--- begin DATA ENTRIES ---

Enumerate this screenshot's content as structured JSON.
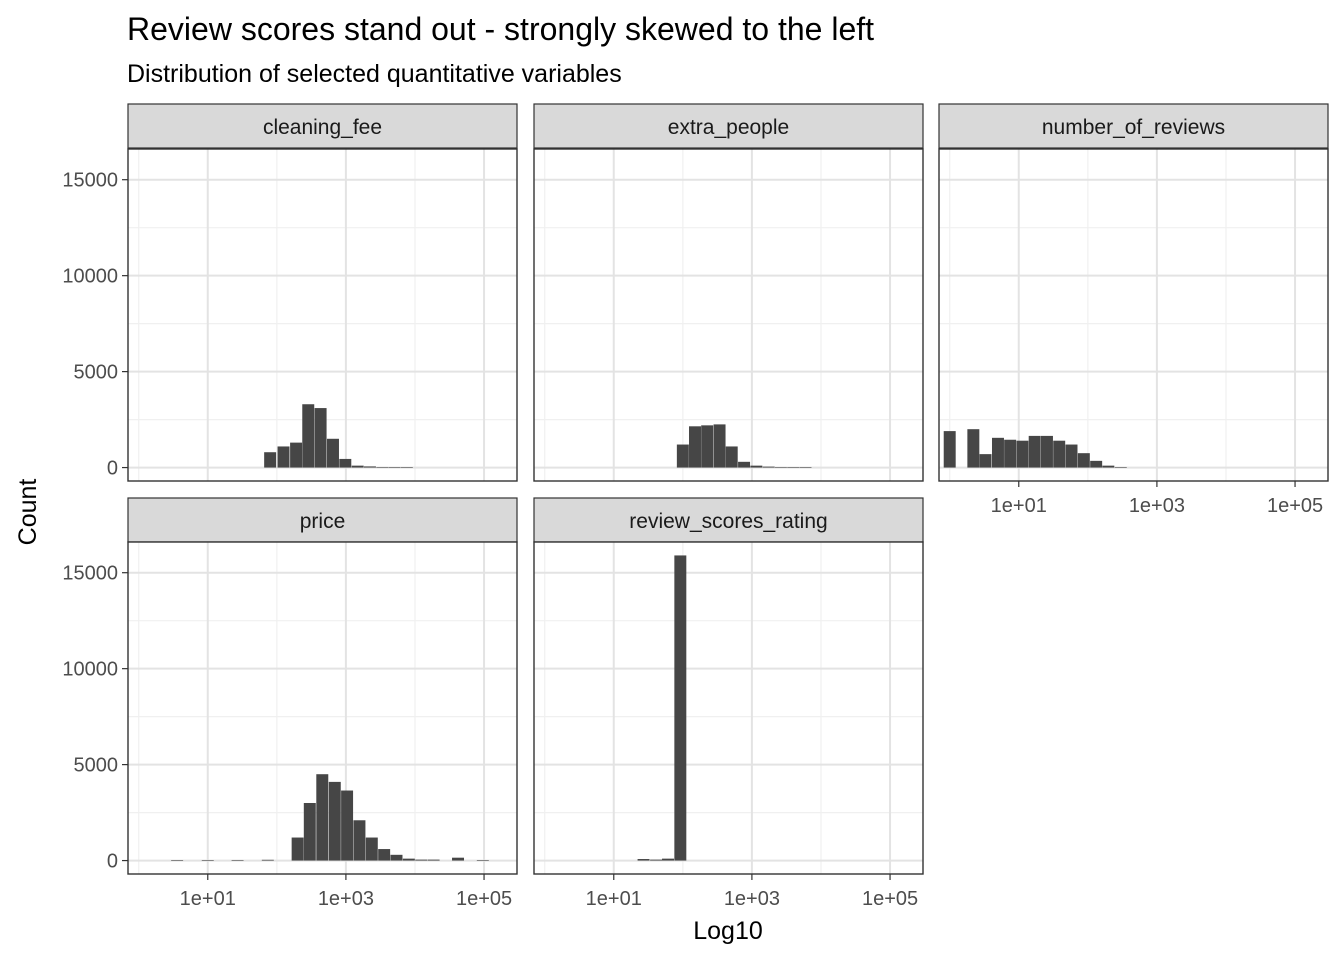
{
  "chart_data": {
    "type": "bar",
    "title": "Review scores stand out - strongly skewed to the left",
    "subtitle": "Distribution of selected quantitative variables",
    "xlabel": "Log10",
    "ylabel": "Count",
    "x_scale": "log10",
    "xlim": [
      0.7,
      300000
    ],
    "ylim": [
      -700,
      16600
    ],
    "x_ticks": [
      "1e+01",
      "1e+03",
      "1e+05"
    ],
    "y_ticks": [
      "0",
      "5000",
      "10000",
      "15000"
    ],
    "grid": true,
    "bar_color": "#464646",
    "facets": [
      {
        "name": "cleaning_fee",
        "bins": [
          {
            "x": 80,
            "count": 800
          },
          {
            "x": 125,
            "count": 1100
          },
          {
            "x": 190,
            "count": 1300
          },
          {
            "x": 285,
            "count": 3300
          },
          {
            "x": 430,
            "count": 3100
          },
          {
            "x": 650,
            "count": 1500
          },
          {
            "x": 980,
            "count": 450
          },
          {
            "x": 1480,
            "count": 100
          },
          {
            "x": 2230,
            "count": 60
          },
          {
            "x": 3360,
            "count": 30
          },
          {
            "x": 5060,
            "count": 20
          },
          {
            "x": 7630,
            "count": 10
          }
        ]
      },
      {
        "name": "extra_people",
        "bins": [
          {
            "x": 100,
            "count": 1200
          },
          {
            "x": 150,
            "count": 2150
          },
          {
            "x": 225,
            "count": 2200
          },
          {
            "x": 340,
            "count": 2250
          },
          {
            "x": 510,
            "count": 1100
          },
          {
            "x": 770,
            "count": 300
          },
          {
            "x": 1160,
            "count": 100
          },
          {
            "x": 1750,
            "count": 50
          },
          {
            "x": 2630,
            "count": 30
          },
          {
            "x": 3960,
            "count": 20
          },
          {
            "x": 5970,
            "count": 10
          }
        ]
      },
      {
        "name": "number_of_reviews",
        "bins": [
          {
            "x": 1,
            "count": 1900
          },
          {
            "x": 2.2,
            "count": 2000
          },
          {
            "x": 3.3,
            "count": 700
          },
          {
            "x": 5,
            "count": 1550
          },
          {
            "x": 7.5,
            "count": 1450
          },
          {
            "x": 11.3,
            "count": 1400
          },
          {
            "x": 17,
            "count": 1650
          },
          {
            "x": 25.6,
            "count": 1650
          },
          {
            "x": 38.5,
            "count": 1400
          },
          {
            "x": 58,
            "count": 1200
          },
          {
            "x": 87.5,
            "count": 750
          },
          {
            "x": 132,
            "count": 350
          },
          {
            "x": 198,
            "count": 100
          },
          {
            "x": 300,
            "count": 30
          }
        ]
      },
      {
        "name": "price",
        "bins": [
          {
            "x": 3.6,
            "count": 20
          },
          {
            "x": 10,
            "count": 20
          },
          {
            "x": 27,
            "count": 30
          },
          {
            "x": 74,
            "count": 40
          },
          {
            "x": 200,
            "count": 1200
          },
          {
            "x": 300,
            "count": 3000
          },
          {
            "x": 455,
            "count": 4500
          },
          {
            "x": 690,
            "count": 4100
          },
          {
            "x": 1040,
            "count": 3650
          },
          {
            "x": 1570,
            "count": 2100
          },
          {
            "x": 2370,
            "count": 1200
          },
          {
            "x": 3580,
            "count": 600
          },
          {
            "x": 5400,
            "count": 300
          },
          {
            "x": 8150,
            "count": 100
          },
          {
            "x": 12300,
            "count": 50
          },
          {
            "x": 18600,
            "count": 50
          },
          {
            "x": 42000,
            "count": 150
          },
          {
            "x": 96000,
            "count": 10
          }
        ]
      },
      {
        "name": "review_scores_rating",
        "bins": [
          {
            "x": 27,
            "count": 80
          },
          {
            "x": 41,
            "count": 50
          },
          {
            "x": 61,
            "count": 100
          },
          {
            "x": 92,
            "count": 15900
          }
        ]
      }
    ]
  }
}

--- end DATA ENTRIES ---

# PROBLEM STATEMENT:
From the listing above, pick out every line containing "name".

# RESULT OF THIS TASK:
        "name": "cleaning_fee",
        "name": "extra_people",
        "name": "number_of_reviews",
        "name": "price",
        "name": "review_scores_rating",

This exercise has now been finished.